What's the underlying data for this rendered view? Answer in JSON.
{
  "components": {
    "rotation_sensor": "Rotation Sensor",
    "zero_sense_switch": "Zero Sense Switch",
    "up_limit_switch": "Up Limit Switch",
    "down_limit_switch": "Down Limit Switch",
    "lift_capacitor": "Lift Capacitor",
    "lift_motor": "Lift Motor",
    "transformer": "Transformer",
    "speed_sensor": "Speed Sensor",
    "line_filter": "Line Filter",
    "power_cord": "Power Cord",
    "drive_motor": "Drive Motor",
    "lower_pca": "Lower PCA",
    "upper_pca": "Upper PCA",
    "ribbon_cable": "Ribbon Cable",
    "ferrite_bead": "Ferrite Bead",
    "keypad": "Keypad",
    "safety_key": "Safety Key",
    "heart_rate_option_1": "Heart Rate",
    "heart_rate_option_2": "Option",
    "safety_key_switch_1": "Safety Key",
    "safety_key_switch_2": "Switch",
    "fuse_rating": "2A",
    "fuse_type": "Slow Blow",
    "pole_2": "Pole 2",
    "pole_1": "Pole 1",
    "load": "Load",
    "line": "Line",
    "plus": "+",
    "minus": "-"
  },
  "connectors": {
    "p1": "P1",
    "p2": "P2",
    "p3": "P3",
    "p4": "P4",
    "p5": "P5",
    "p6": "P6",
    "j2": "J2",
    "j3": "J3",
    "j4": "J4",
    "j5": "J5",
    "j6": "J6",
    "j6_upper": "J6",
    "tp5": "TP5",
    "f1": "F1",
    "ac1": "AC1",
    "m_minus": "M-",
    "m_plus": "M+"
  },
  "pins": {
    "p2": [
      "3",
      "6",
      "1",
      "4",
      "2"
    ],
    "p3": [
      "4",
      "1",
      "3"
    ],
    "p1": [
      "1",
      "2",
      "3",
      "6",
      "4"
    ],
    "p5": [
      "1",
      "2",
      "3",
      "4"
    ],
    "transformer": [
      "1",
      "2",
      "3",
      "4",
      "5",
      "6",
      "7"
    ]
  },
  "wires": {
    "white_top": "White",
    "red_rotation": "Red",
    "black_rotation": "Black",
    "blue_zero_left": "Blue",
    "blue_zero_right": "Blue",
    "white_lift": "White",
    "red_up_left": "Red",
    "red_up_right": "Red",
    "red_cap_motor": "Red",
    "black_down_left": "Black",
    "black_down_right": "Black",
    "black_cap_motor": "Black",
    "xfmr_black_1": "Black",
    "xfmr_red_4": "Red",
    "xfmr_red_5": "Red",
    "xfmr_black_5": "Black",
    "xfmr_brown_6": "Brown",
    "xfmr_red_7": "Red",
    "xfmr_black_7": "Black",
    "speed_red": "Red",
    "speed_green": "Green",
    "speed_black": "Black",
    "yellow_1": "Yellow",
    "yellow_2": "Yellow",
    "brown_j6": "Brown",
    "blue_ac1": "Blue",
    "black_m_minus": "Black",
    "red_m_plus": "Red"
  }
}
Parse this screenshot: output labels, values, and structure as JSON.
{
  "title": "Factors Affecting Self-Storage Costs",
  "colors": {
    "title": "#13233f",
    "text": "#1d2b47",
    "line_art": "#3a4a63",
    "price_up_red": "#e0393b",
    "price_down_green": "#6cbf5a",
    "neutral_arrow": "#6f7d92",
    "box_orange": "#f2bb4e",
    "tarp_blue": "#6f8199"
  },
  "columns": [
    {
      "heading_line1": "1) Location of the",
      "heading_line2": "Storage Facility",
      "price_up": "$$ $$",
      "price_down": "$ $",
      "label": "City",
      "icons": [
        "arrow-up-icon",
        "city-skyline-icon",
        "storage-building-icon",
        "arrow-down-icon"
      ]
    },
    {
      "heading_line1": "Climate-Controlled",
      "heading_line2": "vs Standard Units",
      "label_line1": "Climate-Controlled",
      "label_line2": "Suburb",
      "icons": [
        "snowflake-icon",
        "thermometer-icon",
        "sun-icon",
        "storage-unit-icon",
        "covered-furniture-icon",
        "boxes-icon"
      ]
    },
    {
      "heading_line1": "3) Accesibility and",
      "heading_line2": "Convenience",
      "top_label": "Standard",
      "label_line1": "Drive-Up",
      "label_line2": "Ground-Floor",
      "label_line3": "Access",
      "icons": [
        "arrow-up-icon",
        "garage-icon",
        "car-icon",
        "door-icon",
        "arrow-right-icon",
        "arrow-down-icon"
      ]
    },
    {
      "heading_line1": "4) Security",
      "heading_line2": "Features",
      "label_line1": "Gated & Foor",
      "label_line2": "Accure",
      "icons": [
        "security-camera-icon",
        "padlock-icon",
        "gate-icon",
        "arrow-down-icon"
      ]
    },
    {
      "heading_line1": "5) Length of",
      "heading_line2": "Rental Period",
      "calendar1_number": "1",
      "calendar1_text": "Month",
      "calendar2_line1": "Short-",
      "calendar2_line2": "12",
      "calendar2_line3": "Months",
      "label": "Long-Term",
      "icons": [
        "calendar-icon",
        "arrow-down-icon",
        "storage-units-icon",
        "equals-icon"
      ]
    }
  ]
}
==*==
**What you need to do**
Reproduce every line from the entries that holds the word "Controlled".

**The solution**
      "heading_line1": "Climate-Controlled",
      "label_line1": "Climate-Controlled",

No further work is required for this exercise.